>> BEGIN RECORDS FOR THE EXERCISE

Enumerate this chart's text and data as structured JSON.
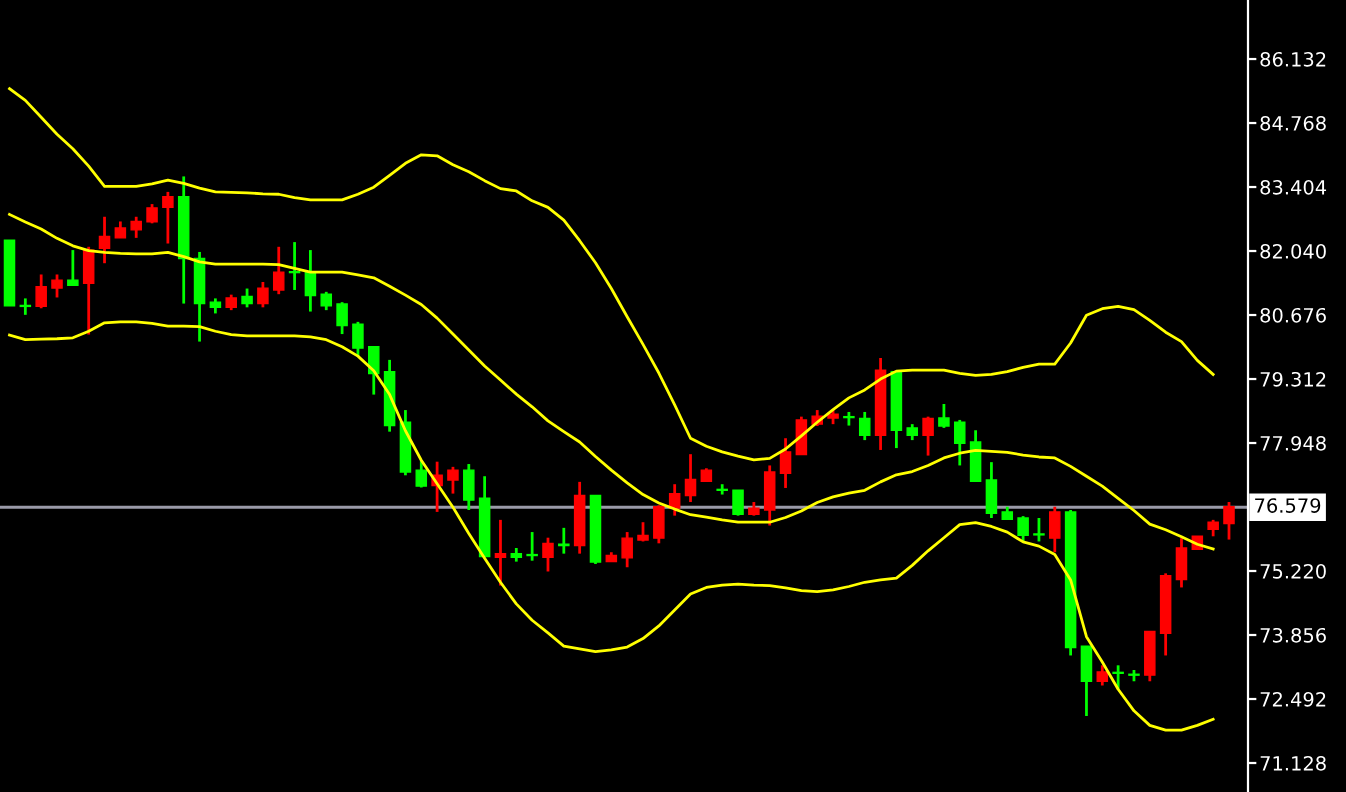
{
  "chart_data": {
    "type": "candlestick",
    "categories": [
      null,
      null,
      null,
      null,
      null,
      null,
      null,
      null,
      null,
      null,
      null,
      null,
      null,
      null,
      null,
      null,
      null,
      null,
      null,
      null,
      null,
      null,
      null,
      null,
      null,
      null,
      null,
      null,
      null,
      null,
      null,
      null,
      null,
      null,
      null,
      null,
      null,
      null,
      null,
      null,
      null,
      null,
      null,
      null,
      null,
      null,
      null,
      null,
      null,
      null,
      null,
      null,
      null,
      null,
      null,
      null,
      null,
      null,
      null,
      null,
      null,
      null,
      null,
      null,
      null,
      null,
      null,
      null,
      null,
      null,
      null,
      null,
      null,
      null,
      null,
      null,
      null,
      null
    ],
    "ohlc": [
      [
        82.27,
        82.27,
        80.87,
        80.87
      ],
      [
        80.86,
        81.03,
        80.68,
        80.86
      ],
      [
        80.86,
        81.54,
        80.82,
        81.28
      ],
      [
        81.25,
        81.54,
        81.05,
        81.42
      ],
      [
        81.42,
        82.06,
        81.31,
        81.31
      ],
      [
        81.35,
        82.13,
        80.26,
        82.06
      ],
      [
        82.1,
        82.77,
        81.78,
        82.35
      ],
      [
        82.32,
        82.67,
        82.32,
        82.53
      ],
      [
        82.49,
        82.77,
        82.32,
        82.67
      ],
      [
        82.66,
        83.04,
        82.63,
        82.96
      ],
      [
        82.97,
        83.3,
        82.2,
        83.2
      ],
      [
        83.2,
        83.63,
        80.92,
        81.88
      ],
      [
        81.88,
        82.02,
        80.11,
        80.92
      ],
      [
        80.95,
        81.03,
        80.71,
        80.84
      ],
      [
        80.84,
        81.11,
        80.78,
        81.04
      ],
      [
        81.07,
        81.24,
        80.84,
        80.92
      ],
      [
        80.92,
        81.38,
        80.84,
        81.25
      ],
      [
        81.21,
        82.13,
        81.12,
        81.59
      ],
      [
        81.6,
        82.23,
        81.21,
        81.58
      ],
      [
        81.59,
        82.06,
        80.75,
        81.09
      ],
      [
        81.12,
        81.17,
        80.78,
        80.87
      ],
      [
        80.91,
        80.95,
        80.27,
        80.45
      ],
      [
        80.48,
        80.53,
        79.79,
        79.97
      ],
      [
        80.0,
        80.0,
        78.98,
        79.43
      ],
      [
        79.47,
        79.72,
        78.19,
        78.32
      ],
      [
        78.39,
        78.65,
        77.26,
        77.33
      ],
      [
        77.37,
        77.58,
        77.0,
        77.03
      ],
      [
        77.04,
        77.55,
        76.48,
        77.26
      ],
      [
        77.16,
        77.44,
        76.87,
        77.37
      ],
      [
        77.37,
        77.5,
        76.52,
        76.73
      ],
      [
        76.77,
        77.24,
        75.53,
        75.53
      ],
      [
        75.51,
        76.31,
        74.91,
        75.59
      ],
      [
        75.59,
        75.71,
        75.42,
        75.51
      ],
      [
        75.55,
        76.05,
        75.44,
        75.55
      ],
      [
        75.51,
        75.93,
        75.21,
        75.81
      ],
      [
        75.79,
        76.14,
        75.59,
        75.76
      ],
      [
        75.76,
        77.12,
        75.59,
        76.83
      ],
      [
        76.83,
        76.83,
        75.37,
        75.41
      ],
      [
        75.42,
        75.62,
        75.42,
        75.55
      ],
      [
        75.5,
        76.05,
        75.3,
        75.92
      ],
      [
        75.88,
        76.26,
        75.85,
        75.98
      ],
      [
        75.92,
        76.62,
        75.81,
        76.59
      ],
      [
        76.56,
        77.07,
        76.4,
        76.87
      ],
      [
        76.83,
        77.71,
        76.69,
        77.17
      ],
      [
        77.13,
        77.41,
        77.13,
        77.37
      ],
      [
        76.94,
        77.07,
        76.85,
        76.94
      ],
      [
        76.94,
        76.94,
        76.4,
        76.43
      ],
      [
        76.43,
        76.69,
        76.4,
        76.56
      ],
      [
        76.52,
        77.47,
        76.19,
        77.33
      ],
      [
        77.3,
        78.05,
        76.99,
        77.76
      ],
      [
        77.7,
        78.51,
        77.7,
        78.44
      ],
      [
        78.35,
        78.65,
        78.31,
        78.52
      ],
      [
        78.48,
        78.65,
        78.35,
        78.56
      ],
      [
        78.49,
        78.61,
        78.32,
        78.49
      ],
      [
        78.47,
        78.61,
        78.01,
        78.11
      ],
      [
        78.11,
        79.76,
        77.8,
        79.5
      ],
      [
        79.47,
        79.47,
        77.84,
        78.22
      ],
      [
        78.27,
        78.35,
        78.01,
        78.11
      ],
      [
        78.11,
        78.51,
        77.68,
        78.47
      ],
      [
        78.48,
        78.78,
        78.27,
        78.31
      ],
      [
        78.39,
        78.44,
        77.47,
        77.94
      ],
      [
        77.97,
        78.22,
        77.13,
        77.13
      ],
      [
        77.16,
        77.54,
        76.35,
        76.45
      ],
      [
        76.48,
        76.59,
        76.32,
        76.32
      ],
      [
        76.35,
        76.39,
        75.85,
        75.98
      ],
      [
        75.99,
        76.35,
        75.85,
        75.99
      ],
      [
        75.92,
        76.59,
        75.62,
        76.48
      ],
      [
        76.48,
        76.52,
        73.42,
        73.59
      ],
      [
        73.62,
        73.62,
        72.13,
        72.87
      ],
      [
        72.87,
        73.21,
        72.78,
        73.07
      ],
      [
        73.04,
        73.21,
        72.7,
        73.04
      ],
      [
        73.0,
        73.11,
        72.87,
        73.0
      ],
      [
        73.0,
        73.93,
        72.87,
        73.93
      ],
      [
        73.89,
        75.17,
        73.42,
        75.12
      ],
      [
        75.04,
        75.92,
        74.87,
        75.71
      ],
      [
        75.68,
        75.96,
        75.68,
        75.96
      ],
      [
        76.11,
        76.31,
        75.96,
        76.26
      ],
      [
        76.23,
        76.69,
        75.89,
        76.59
      ]
    ],
    "colors": [
      "#00ff00",
      "#00ff00",
      "#ff0000",
      "#ff0000",
      "#00ff00",
      "#ff0000",
      "#ff0000",
      "#ff0000",
      "#ff0000",
      "#ff0000",
      "#ff0000",
      "#00ff00",
      "#00ff00",
      "#00ff00",
      "#ff0000",
      "#00ff00",
      "#ff0000",
      "#ff0000",
      "#00ff00",
      "#00ff00",
      "#00ff00",
      "#00ff00",
      "#00ff00",
      "#00ff00",
      "#00ff00",
      "#00ff00",
      "#00ff00",
      "#ff0000",
      "#ff0000",
      "#00ff00",
      "#00ff00",
      "#ff0000",
      "#00ff00",
      "#00ff00",
      "#ff0000",
      "#00ff00",
      "#ff0000",
      "#00ff00",
      "#ff0000",
      "#ff0000",
      "#ff0000",
      "#ff0000",
      "#ff0000",
      "#ff0000",
      "#ff0000",
      "#00ff00",
      "#00ff00",
      "#ff0000",
      "#ff0000",
      "#ff0000",
      "#ff0000",
      "#ff0000",
      "#ff0000",
      "#00ff00",
      "#00ff00",
      "#ff0000",
      "#00ff00",
      "#00ff00",
      "#ff0000",
      "#00ff00",
      "#00ff00",
      "#00ff00",
      "#00ff00",
      "#00ff00",
      "#00ff00",
      "#00ff00",
      "#ff0000",
      "#00ff00",
      "#00ff00",
      "#ff0000",
      "#00ff00",
      "#00ff00",
      "#ff0000",
      "#ff0000",
      "#ff0000",
      "#ff0000",
      "#ff0000",
      "#ff0000"
    ],
    "series": [
      {
        "type": "line",
        "color": "#ffff00",
        "values": [
          85.5,
          85.25,
          84.89,
          84.53,
          84.22,
          83.85,
          83.42,
          83.42,
          83.42,
          83.47,
          83.55,
          83.48,
          83.38,
          83.3,
          83.29,
          83.28,
          83.26,
          83.25,
          83.18,
          83.13,
          83.13,
          83.13,
          83.25,
          83.4,
          83.65,
          83.91,
          84.09,
          84.07,
          83.88,
          83.73,
          83.54,
          83.37,
          83.32,
          83.11,
          82.97,
          82.7,
          82.26,
          81.79,
          81.24,
          80.64,
          80.05,
          79.44,
          78.76,
          78.05,
          77.88,
          77.76,
          77.67,
          77.59,
          77.62,
          77.82,
          78.1,
          78.39,
          78.66,
          78.91,
          79.08,
          79.31,
          79.48,
          79.5,
          79.5,
          79.5,
          79.43,
          79.39,
          79.41,
          79.47,
          79.56,
          79.63,
          79.63,
          80.08,
          80.67,
          80.81,
          80.86,
          80.79,
          80.56,
          80.31,
          80.11,
          79.71,
          79.41,
          null
        ]
      },
      {
        "type": "line",
        "color": "#ffff00",
        "values": [
          82.82,
          82.66,
          82.51,
          82.31,
          82.15,
          82.05,
          82.01,
          81.99,
          81.98,
          81.98,
          82.01,
          81.92,
          81.81,
          81.76,
          81.76,
          81.76,
          81.76,
          81.75,
          81.67,
          81.59,
          81.59,
          81.59,
          81.53,
          81.47,
          81.29,
          81.1,
          80.9,
          80.61,
          80.27,
          79.93,
          79.59,
          79.29,
          78.99,
          78.72,
          78.42,
          78.19,
          77.97,
          77.66,
          77.37,
          77.1,
          76.85,
          76.67,
          76.54,
          76.42,
          76.37,
          76.31,
          76.26,
          76.26,
          76.26,
          76.36,
          76.5,
          76.68,
          76.8,
          76.88,
          76.94,
          77.12,
          77.27,
          77.34,
          77.47,
          77.63,
          77.73,
          77.79,
          77.77,
          77.75,
          77.69,
          77.65,
          77.63,
          77.45,
          77.24,
          77.03,
          76.77,
          76.51,
          76.22,
          76.1,
          75.95,
          75.79,
          75.69,
          null
        ]
      },
      {
        "type": "line",
        "color": "#ffff00",
        "values": [
          80.25,
          80.15,
          80.16,
          80.17,
          80.19,
          80.33,
          80.51,
          80.53,
          80.53,
          80.5,
          80.44,
          80.44,
          80.43,
          80.33,
          80.26,
          80.23,
          80.23,
          80.23,
          80.23,
          80.21,
          80.15,
          80.0,
          79.8,
          79.49,
          78.98,
          78.21,
          77.58,
          77.08,
          76.58,
          76.02,
          75.49,
          74.98,
          74.52,
          74.17,
          73.9,
          73.62,
          73.56,
          73.5,
          73.54,
          73.6,
          73.78,
          74.05,
          74.39,
          74.73,
          74.87,
          74.92,
          74.94,
          74.92,
          74.91,
          74.86,
          74.8,
          74.78,
          74.82,
          74.89,
          74.98,
          75.03,
          75.07,
          75.34,
          75.65,
          75.93,
          76.21,
          76.25,
          76.17,
          76.05,
          75.84,
          75.75,
          75.57,
          75.03,
          73.82,
          73.28,
          72.7,
          72.24,
          71.93,
          71.83,
          71.83,
          71.93,
          72.06,
          null
        ]
      }
    ],
    "ylim": [
      70.51,
      87.39
    ],
    "yticks": [
      {
        "value": 86.132,
        "label": "86.132"
      },
      {
        "value": 84.768,
        "label": "84.768"
      },
      {
        "value": 83.404,
        "label": "83.404"
      },
      {
        "value": 82.04,
        "label": "82.040"
      },
      {
        "value": 80.676,
        "label": "80.676"
      },
      {
        "value": 79.312,
        "label": "79.312"
      },
      {
        "value": 77.948,
        "label": "77.948"
      },
      {
        "value": 75.22,
        "label": "75.220"
      },
      {
        "value": 73.856,
        "label": "73.856"
      },
      {
        "value": 72.492,
        "label": "72.492"
      },
      {
        "value": 71.128,
        "label": "71.128"
      }
    ],
    "ref_lines": [
      {
        "axis": "y",
        "value": 76.579,
        "label": "76.579",
        "color": "#9a9aa8"
      }
    ],
    "grid": false
  }
}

>> END RECORDS FOR THE EXERCISE

» **SHORT PROBLEM**
Single out each line of the records above with the string "label" in it, and copy it.

» **TASK OUTPUT**
        "label": "86.132"
        "label": "84.768"
        "label": "83.404"
        "label": "82.040"
        "label": "80.676"
        "label": "79.312"
        "label": "77.948"
        "label": "75.220"
        "label": "73.856"
        "label": "72.492"
        "label": "71.128"
        "label": "76.579",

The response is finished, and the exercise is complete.